(Given task): Lines that include the word "text" are the ones to copy.

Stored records
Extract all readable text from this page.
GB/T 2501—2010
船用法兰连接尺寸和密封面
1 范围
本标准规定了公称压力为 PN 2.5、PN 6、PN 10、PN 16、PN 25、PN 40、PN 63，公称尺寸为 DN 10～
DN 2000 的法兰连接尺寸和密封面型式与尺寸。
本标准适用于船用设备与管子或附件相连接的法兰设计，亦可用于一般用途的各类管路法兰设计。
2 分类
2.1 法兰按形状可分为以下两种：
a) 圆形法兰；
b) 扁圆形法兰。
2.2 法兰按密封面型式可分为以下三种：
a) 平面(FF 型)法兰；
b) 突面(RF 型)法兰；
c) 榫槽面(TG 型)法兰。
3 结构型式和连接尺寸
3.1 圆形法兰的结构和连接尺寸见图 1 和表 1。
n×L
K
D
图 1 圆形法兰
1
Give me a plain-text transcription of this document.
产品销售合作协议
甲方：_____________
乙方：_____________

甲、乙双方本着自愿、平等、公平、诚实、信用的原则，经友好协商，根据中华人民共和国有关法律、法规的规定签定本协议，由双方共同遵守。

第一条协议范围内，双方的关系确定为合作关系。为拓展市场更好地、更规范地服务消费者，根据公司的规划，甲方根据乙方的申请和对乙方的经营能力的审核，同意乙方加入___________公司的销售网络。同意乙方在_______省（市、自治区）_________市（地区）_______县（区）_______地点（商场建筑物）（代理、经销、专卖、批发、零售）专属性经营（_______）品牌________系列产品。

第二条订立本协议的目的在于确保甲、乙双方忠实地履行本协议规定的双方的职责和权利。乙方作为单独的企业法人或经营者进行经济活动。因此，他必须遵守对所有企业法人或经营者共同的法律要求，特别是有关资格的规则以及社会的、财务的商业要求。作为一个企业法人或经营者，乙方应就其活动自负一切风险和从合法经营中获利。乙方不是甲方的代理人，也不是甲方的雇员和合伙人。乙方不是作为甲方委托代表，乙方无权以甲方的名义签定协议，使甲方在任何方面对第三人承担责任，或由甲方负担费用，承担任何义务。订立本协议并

(Full solution):
Extract all readable text from this page.
Give me a plain-text transcription of this document.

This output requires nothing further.